- WHAT YOU HAVE TO DO -
Find and copy every line in the records that includes the string "Appliances".

______________________________

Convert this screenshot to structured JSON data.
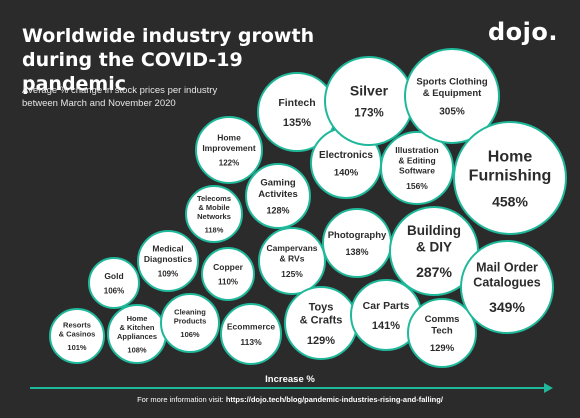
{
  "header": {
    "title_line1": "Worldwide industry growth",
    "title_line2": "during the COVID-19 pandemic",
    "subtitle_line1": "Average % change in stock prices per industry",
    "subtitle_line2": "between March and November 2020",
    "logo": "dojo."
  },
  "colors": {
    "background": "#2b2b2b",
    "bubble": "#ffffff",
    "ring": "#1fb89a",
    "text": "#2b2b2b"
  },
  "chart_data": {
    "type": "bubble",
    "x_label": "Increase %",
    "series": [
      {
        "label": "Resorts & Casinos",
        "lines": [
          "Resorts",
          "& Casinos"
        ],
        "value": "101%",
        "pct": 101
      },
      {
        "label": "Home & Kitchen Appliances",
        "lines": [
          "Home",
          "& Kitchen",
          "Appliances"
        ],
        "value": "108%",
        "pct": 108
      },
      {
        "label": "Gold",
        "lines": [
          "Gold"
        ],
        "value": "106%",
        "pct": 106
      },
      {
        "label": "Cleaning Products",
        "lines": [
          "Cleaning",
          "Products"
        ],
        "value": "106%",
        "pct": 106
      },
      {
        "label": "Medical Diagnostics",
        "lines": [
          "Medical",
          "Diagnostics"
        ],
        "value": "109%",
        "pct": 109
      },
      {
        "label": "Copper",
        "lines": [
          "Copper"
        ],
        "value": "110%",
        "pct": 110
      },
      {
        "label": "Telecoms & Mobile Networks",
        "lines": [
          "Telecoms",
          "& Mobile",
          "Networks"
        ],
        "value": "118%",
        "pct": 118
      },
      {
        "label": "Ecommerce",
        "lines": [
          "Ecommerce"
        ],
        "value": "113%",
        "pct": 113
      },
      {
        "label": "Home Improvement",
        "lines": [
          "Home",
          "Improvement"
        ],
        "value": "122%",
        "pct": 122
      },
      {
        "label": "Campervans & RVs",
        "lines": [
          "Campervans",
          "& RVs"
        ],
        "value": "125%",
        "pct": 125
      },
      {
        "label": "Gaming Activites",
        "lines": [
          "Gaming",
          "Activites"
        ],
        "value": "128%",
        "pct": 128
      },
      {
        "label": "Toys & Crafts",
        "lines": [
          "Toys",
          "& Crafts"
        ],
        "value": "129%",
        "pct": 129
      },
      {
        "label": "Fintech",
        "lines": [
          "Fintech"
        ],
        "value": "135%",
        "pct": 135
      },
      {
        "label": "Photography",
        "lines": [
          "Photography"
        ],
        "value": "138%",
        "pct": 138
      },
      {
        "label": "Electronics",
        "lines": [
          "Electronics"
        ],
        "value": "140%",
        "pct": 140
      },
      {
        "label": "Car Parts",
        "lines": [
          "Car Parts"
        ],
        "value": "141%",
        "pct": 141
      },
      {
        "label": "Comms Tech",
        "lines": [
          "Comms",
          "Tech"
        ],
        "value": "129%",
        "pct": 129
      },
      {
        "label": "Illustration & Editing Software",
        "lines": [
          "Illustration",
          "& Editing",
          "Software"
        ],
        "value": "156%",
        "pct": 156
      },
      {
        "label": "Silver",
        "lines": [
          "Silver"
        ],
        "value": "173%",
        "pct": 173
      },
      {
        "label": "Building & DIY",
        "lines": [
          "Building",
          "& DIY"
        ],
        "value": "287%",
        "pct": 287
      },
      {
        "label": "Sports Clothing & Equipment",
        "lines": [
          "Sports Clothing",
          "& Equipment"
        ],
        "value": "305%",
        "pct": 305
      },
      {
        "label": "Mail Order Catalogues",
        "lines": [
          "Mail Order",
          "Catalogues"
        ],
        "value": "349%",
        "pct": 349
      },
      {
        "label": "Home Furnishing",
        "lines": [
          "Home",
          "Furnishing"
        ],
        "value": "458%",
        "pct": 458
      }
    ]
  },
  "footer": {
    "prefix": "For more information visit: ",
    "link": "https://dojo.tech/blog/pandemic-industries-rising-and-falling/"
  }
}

______________________________

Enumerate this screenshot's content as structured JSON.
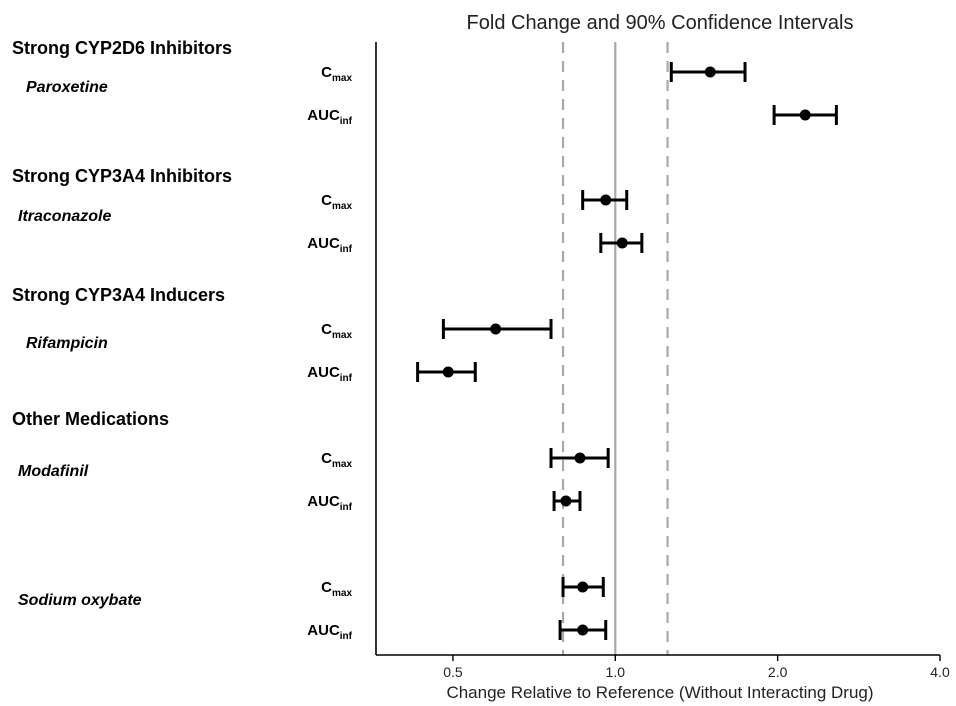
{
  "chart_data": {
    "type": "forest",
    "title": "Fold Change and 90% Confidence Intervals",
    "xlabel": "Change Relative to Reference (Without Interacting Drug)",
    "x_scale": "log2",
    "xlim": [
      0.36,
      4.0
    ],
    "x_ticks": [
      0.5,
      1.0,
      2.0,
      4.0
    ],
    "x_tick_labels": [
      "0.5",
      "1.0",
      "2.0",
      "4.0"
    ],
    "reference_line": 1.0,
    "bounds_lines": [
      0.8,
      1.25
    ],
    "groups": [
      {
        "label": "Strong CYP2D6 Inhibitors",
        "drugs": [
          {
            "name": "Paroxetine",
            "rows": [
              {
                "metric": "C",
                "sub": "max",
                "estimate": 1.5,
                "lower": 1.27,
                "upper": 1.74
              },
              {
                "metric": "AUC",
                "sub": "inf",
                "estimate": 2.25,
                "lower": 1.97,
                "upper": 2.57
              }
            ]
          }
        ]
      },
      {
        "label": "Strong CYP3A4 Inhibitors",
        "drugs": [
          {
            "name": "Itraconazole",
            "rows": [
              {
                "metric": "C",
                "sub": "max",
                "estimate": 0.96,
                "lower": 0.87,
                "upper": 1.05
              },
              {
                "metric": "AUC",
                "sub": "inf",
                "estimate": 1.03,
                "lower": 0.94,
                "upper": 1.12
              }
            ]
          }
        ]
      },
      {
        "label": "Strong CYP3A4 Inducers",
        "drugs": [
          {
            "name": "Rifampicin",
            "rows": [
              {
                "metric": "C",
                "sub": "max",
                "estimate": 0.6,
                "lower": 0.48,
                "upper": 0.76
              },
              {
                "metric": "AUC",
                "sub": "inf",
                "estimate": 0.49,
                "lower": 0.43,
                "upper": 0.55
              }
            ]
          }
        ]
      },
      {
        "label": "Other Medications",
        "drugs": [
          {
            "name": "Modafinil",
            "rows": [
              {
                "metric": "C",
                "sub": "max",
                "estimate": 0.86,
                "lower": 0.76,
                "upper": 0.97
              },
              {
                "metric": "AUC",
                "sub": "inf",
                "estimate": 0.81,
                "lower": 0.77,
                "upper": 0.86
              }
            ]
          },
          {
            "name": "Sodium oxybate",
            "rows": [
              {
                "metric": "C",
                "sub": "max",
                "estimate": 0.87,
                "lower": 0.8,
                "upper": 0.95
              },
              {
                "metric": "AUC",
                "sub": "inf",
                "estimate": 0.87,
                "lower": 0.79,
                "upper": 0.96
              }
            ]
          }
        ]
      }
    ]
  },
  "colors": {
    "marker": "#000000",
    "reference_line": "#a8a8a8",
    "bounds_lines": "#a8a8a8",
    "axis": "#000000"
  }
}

______________________________

- OUTPUT OF THE EXERCISE -
        "label": "Home & Kitchen Appliances",
          "Appliances"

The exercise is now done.